[Begin]

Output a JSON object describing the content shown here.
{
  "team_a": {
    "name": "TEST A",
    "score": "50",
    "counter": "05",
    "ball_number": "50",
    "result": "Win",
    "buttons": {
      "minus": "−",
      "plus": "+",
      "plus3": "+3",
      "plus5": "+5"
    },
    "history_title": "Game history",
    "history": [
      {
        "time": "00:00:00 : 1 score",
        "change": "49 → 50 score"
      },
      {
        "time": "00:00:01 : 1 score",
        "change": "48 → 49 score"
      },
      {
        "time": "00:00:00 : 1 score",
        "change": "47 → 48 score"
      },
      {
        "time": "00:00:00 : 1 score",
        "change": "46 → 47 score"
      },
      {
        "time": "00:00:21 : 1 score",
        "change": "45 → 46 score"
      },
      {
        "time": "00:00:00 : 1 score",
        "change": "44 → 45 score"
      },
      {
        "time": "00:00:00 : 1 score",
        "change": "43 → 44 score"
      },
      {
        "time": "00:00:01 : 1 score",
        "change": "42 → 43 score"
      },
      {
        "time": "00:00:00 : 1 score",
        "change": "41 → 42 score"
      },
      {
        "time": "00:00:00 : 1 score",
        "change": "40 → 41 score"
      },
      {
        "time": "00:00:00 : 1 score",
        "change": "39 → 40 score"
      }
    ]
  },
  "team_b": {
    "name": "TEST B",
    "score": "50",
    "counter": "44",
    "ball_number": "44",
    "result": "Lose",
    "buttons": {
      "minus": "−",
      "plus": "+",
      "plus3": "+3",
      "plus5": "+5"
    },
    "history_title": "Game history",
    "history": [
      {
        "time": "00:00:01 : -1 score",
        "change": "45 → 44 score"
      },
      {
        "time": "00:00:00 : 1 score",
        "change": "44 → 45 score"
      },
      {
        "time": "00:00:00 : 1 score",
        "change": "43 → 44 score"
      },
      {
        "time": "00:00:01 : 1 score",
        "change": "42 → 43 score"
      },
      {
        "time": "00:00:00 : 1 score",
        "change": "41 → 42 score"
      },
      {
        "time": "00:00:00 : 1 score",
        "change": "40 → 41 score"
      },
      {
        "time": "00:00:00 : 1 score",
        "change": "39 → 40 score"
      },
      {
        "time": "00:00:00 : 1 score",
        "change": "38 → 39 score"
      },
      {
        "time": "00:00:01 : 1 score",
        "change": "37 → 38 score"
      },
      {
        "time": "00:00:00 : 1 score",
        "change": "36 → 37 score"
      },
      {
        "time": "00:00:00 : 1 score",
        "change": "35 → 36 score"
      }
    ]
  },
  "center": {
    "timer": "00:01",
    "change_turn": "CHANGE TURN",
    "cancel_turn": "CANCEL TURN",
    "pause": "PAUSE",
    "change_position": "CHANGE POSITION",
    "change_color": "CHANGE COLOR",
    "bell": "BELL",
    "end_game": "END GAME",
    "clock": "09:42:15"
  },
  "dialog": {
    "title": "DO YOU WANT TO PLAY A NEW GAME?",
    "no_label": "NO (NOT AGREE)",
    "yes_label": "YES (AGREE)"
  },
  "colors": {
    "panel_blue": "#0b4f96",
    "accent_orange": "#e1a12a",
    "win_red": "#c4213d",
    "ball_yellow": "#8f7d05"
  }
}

[End]

**Do this**. The records above must be output exactly, in full.

**Correct answer**.
Output a JSON object describing the content shown here.
{
  "team_a": {
    "name": "TEST A",
    "score": "50",
    "counter": "05",
    "ball_number": "50",
    "result": "Win",
    "buttons": {
      "minus": "−",
      "plus": "+",
      "plus3": "+3",
      "plus5": "+5"
    },
    "history_title": "Game history",
    "history": [
      {
        "time": "00:00:00 : 1 score",
        "change": "49 → 50 score"
      },
      {
        "time": "00:00:01 : 1 score",
        "change": "48 → 49 score"
      },
      {
        "time": "00:00:00 : 1 score",
        "change": "47 → 48 score"
      },
      {
        "time": "00:00:00 : 1 score",
        "change": "46 → 47 score"
      },
      {
        "time": "00:00:21 : 1 score",
        "change": "45 → 46 score"
      },
      {
        "time": "00:00:00 : 1 score",
        "change": "44 → 45 score"
      },
      {
        "time": "00:00:00 : 1 score",
        "change": "43 → 44 score"
      },
      {
        "time": "00:00:01 : 1 score",
        "change": "42 → 43 score"
      },
      {
        "time": "00:00:00 : 1 score",
        "change": "41 → 42 score"
      },
      {
        "time": "00:00:00 : 1 score",
        "change": "40 → 41 score"
      },
      {
        "time": "00:00:00 : 1 score",
        "change": "39 → 40 score"
      }
    ]
  },
  "team_b": {
    "name": "TEST B",
    "score": "50",
    "counter": "44",
    "ball_number": "44",
    "result": "Lose",
    "buttons": {
      "minus": "−",
      "plus": "+",
      "plus3": "+3",
      "plus5": "+5"
    },
    "history_title": "Game history",
    "history": [
      {
        "time": "00:00:01 : -1 score",
        "change": "45 → 44 score"
      },
      {
        "time": "00:00:00 : 1 score",
        "change": "44 → 45 score"
      },
      {
        "time": "00:00:00 : 1 score",
        "change": "43 → 44 score"
      },
      {
        "time": "00:00:01 : 1 score",
        "change": "42 → 43 score"
      },
      {
        "time": "00:00:00 : 1 score",
        "change": "41 → 42 score"
      },
      {
        "time": "00:00:00 : 1 score",
        "change": "40 → 41 score"
      },
      {
        "time": "00:00:00 : 1 score",
        "change": "39 → 40 score"
      },
      {
        "time": "00:00:00 : 1 score",
        "change": "38 → 39 score"
      },
      {
        "time": "00:00:01 : 1 score",
        "change": "37 → 38 score"
      },
      {
        "time": "00:00:00 : 1 score",
        "change": "36 → 37 score"
      },
      {
        "time": "00:00:00 : 1 score",
        "change": "35 → 36 score"
      }
    ]
  },
  "center": {
    "timer": "00:01",
    "change_turn": "CHANGE TURN",
    "cancel_turn": "CANCEL TURN",
    "pause": "PAUSE",
    "change_position": "CHANGE POSITION",
    "change_color": "CHANGE COLOR",
    "bell": "BELL",
    "end_game": "END GAME",
    "clock": "09:42:15"
  },
  "dialog": {
    "title": "DO YOU WANT TO PLAY A NEW GAME?",
    "no_label": "NO (NOT AGREE)",
    "yes_label": "YES (AGREE)"
  },
  "colors": {
    "panel_blue": "#0b4f96",
    "accent_orange": "#e1a12a",
    "win_red": "#c4213d",
    "ball_yellow": "#8f7d05"
  }
}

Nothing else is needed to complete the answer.